## Challenge
Return all lines in the material below that contain "Holiday".

## Material supplied
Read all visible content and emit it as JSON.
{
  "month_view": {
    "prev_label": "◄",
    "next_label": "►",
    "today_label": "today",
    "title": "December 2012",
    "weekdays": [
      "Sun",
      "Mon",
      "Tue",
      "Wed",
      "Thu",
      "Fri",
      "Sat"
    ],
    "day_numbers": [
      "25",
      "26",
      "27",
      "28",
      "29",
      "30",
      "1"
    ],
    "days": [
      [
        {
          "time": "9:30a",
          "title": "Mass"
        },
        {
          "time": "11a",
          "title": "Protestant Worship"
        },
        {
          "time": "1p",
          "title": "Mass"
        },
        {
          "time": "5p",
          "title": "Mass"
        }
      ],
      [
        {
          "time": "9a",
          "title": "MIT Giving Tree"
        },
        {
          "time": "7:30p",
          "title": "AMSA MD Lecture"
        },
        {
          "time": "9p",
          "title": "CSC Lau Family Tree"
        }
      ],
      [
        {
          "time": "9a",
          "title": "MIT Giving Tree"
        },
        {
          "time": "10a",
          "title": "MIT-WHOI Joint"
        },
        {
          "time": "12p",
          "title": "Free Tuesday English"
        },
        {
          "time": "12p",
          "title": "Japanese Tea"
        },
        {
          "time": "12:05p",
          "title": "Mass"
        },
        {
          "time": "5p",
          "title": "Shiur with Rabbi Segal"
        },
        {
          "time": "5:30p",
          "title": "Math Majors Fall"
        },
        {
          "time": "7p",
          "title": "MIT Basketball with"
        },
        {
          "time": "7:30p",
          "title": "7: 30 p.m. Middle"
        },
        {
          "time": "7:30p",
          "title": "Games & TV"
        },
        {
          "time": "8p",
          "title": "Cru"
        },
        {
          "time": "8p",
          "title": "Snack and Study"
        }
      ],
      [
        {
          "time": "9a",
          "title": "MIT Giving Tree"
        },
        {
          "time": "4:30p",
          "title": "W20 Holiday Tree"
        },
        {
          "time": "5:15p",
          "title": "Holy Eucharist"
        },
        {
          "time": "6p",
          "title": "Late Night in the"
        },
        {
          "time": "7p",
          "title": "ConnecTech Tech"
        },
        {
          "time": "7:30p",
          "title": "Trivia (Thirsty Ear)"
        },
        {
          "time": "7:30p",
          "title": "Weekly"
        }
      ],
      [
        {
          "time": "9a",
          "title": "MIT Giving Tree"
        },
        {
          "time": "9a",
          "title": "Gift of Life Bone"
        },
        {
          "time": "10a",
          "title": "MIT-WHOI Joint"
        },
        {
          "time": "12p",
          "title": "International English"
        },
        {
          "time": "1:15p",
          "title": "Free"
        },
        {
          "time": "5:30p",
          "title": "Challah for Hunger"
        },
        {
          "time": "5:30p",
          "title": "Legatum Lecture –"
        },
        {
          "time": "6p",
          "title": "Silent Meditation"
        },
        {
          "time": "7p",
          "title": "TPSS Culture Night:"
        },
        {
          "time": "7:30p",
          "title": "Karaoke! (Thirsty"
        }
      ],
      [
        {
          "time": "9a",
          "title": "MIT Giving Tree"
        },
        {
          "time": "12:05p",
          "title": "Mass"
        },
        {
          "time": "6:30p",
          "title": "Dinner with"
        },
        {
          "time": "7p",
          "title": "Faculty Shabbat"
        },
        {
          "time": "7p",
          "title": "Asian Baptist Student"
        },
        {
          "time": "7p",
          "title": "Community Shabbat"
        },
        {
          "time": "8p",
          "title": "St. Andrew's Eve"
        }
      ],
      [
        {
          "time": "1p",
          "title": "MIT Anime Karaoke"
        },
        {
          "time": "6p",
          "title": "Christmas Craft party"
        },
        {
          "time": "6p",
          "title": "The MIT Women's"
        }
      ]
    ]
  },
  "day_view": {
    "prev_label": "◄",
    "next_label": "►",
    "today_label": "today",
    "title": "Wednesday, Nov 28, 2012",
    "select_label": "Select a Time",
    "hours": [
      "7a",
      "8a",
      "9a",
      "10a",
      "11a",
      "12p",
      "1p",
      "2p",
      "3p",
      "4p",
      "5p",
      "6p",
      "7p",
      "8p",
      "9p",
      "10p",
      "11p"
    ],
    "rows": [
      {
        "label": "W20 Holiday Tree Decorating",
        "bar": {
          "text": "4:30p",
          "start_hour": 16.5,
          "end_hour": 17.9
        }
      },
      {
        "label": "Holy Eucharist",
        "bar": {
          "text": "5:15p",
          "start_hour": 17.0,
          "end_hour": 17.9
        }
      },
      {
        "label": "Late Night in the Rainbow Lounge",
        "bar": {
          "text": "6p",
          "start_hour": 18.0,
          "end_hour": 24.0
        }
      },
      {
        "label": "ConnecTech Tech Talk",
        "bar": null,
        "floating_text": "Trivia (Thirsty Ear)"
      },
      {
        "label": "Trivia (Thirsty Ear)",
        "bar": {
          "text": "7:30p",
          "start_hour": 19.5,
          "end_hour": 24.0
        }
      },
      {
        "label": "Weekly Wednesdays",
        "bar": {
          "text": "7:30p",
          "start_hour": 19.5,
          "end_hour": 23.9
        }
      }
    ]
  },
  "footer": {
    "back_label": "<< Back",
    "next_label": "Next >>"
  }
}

## Finished exercise
          "title": "W20 Holiday Tree"
        "label": "W20 Holiday Tree Decorating",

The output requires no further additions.